• The problem:
Copy out every line exactly as given.

━━━ Dataset rows

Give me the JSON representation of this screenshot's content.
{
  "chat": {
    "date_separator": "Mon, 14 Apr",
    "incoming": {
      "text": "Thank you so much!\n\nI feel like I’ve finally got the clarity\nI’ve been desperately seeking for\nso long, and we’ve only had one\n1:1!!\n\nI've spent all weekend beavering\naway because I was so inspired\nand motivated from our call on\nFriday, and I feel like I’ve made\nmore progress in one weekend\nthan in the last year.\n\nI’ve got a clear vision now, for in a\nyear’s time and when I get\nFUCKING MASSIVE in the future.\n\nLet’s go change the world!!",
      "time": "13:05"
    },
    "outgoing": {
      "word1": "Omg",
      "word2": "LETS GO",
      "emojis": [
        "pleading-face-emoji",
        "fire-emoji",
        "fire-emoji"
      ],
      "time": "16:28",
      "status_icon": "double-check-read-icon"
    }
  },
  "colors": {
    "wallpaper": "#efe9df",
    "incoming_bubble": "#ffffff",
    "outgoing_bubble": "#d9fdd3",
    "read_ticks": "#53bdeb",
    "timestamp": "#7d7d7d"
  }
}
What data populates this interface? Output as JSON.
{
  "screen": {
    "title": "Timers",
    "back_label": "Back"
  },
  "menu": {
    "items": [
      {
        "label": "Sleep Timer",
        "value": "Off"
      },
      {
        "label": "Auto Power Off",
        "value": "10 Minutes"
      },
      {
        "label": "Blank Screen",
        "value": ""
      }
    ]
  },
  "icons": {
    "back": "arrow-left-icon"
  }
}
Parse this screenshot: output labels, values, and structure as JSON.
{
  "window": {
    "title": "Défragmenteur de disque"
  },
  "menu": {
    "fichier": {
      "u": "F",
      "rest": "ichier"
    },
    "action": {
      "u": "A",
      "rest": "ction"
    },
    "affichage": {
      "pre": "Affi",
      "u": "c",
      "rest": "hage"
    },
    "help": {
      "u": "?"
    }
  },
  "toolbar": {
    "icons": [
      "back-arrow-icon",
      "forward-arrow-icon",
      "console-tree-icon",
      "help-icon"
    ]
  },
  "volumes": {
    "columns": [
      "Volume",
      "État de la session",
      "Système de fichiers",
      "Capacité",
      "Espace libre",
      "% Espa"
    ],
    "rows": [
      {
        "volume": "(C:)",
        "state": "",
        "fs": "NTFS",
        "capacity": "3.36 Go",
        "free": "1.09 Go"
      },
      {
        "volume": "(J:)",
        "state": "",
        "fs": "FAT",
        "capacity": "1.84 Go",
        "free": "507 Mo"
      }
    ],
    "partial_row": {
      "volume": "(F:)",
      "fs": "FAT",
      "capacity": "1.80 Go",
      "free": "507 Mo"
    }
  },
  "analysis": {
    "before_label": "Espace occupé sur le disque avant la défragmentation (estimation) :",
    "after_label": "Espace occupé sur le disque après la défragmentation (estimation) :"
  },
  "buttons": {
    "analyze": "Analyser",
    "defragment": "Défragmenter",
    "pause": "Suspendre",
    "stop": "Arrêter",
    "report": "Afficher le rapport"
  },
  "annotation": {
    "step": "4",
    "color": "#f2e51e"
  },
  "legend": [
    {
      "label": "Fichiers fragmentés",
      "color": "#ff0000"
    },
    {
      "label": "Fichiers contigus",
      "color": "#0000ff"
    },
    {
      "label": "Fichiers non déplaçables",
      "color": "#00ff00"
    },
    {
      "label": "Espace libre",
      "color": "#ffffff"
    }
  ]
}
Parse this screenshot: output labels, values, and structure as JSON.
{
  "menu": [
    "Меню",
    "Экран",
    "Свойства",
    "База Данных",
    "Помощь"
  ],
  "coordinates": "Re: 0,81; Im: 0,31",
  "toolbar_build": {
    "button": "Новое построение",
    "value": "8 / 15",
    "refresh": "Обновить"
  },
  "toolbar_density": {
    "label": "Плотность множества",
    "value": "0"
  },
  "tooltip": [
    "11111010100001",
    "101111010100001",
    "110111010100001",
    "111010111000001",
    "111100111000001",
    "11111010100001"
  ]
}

━━━━━━

• The completed task:
Give me the JSON representation of this screenshot's content.
{
  "chat": {
    "date_separator": "Mon, 14 Apr",
    "incoming": {
      "text": "Thank you so much!\n\nI feel like I’ve finally got the clarity\nI’ve been desperately seeking for\nso long, and we’ve only had one\n1:1!!\n\nI've spent all weekend beavering\naway because I was so inspired\nand motivated from our call on\nFriday, and I feel like I’ve made\nmore progress in one weekend\nthan in the last year.\n\nI’ve got a clear vision now, for in a\nyear’s time and when I get\nFUCKING MASSIVE in the future.\n\nLet’s go change the world!!",
      "time": "13:05"
    },
    "outgoing": {
      "word1": "Omg",
      "word2": "LETS GO",
      "emojis": [
        "pleading-face-emoji",
        "fire-emoji",
        "fire-emoji"
      ],
      "time": "16:28",
      "status_icon": "double-check-read-icon"
    }
  },
  "colors": {
    "wallpaper": "#efe9df",
    "incoming_bubble": "#ffffff",
    "outgoing_bubble": "#d9fdd3",
    "read_ticks": "#53bdeb",
    "timestamp": "#7d7d7d"
  }
}
What data populates this interface? Output as JSON.
{
  "screen": {
    "title": "Timers",
    "back_label": "Back"
  },
  "menu": {
    "items": [
      {
        "label": "Sleep Timer",
        "value": "Off"
      },
      {
        "label": "Auto Power Off",
        "value": "10 Minutes"
      },
      {
        "label": "Blank Screen",
        "value": ""
      }
    ]
  },
  "icons": {
    "back": "arrow-left-icon"
  }
}
Parse this screenshot: output labels, values, and structure as JSON.
{
  "window": {
    "title": "Défragmenteur de disque"
  },
  "menu": {
    "fichier": {
      "u": "F",
      "rest": "ichier"
    },
    "action": {
      "u": "A",
      "rest": "ction"
    },
    "affichage": {
      "pre": "Affi",
      "u": "c",
      "rest": "hage"
    },
    "help": {
      "u": "?"
    }
  },
  "toolbar": {
    "icons": [
      "back-arrow-icon",
      "forward-arrow-icon",
      "console-tree-icon",
      "help-icon"
    ]
  },
  "volumes": {
    "columns": [
      "Volume",
      "État de la session",
      "Système de fichiers",
      "Capacité",
      "Espace libre",
      "% Espa"
    ],
    "rows": [
      {
        "volume": "(C:)",
        "state": "",
        "fs": "NTFS",
        "capacity": "3.36 Go",
        "free": "1.09 Go"
      },
      {
        "volume": "(J:)",
        "state": "",
        "fs": "FAT",
        "capacity": "1.84 Go",
        "free": "507 Mo"
      }
    ],
    "partial_row": {
      "volume": "(F:)",
      "fs": "FAT",
      "capacity": "1.80 Go",
      "free": "507 Mo"
    }
  },
  "analysis": {
    "before_label": "Espace occupé sur le disque avant la défragmentation (estimation) :",
    "after_label": "Espace occupé sur le disque après la défragmentation (estimation) :"
  },
  "buttons": {
    "analyze": "Analyser",
    "defragment": "Défragmenter",
    "pause": "Suspendre",
    "stop": "Arrêter",
    "report": "Afficher le rapport"
  },
  "annotation": {
    "step": "4",
    "color": "#f2e51e"
  },
  "legend": [
    {
      "label": "Fichiers fragmentés",
      "color": "#ff0000"
    },
    {
      "label": "Fichiers contigus",
      "color": "#0000ff"
    },
    {
      "label": "Fichiers non déplaçables",
      "color": "#00ff00"
    },
    {
      "label": "Espace libre",
      "color": "#ffffff"
    }
  ]
}
Parse this screenshot: output labels, values, and structure as JSON.
{
  "menu": [
    "Меню",
    "Экран",
    "Свойства",
    "База Данных",
    "Помощь"
  ],
  "coordinates": "Re: 0,81; Im: 0,31",
  "toolbar_build": {
    "button": "Новое построение",
    "value": "8 / 15",
    "refresh": "Обновить"
  },
  "toolbar_density": {
    "label": "Плотность множества",
    "value": "0"
  },
  "tooltip": [
    "11111010100001",
    "101111010100001",
    "110111010100001",
    "111010111000001",
    "111100111000001",
    "11111010100001"
  ]
}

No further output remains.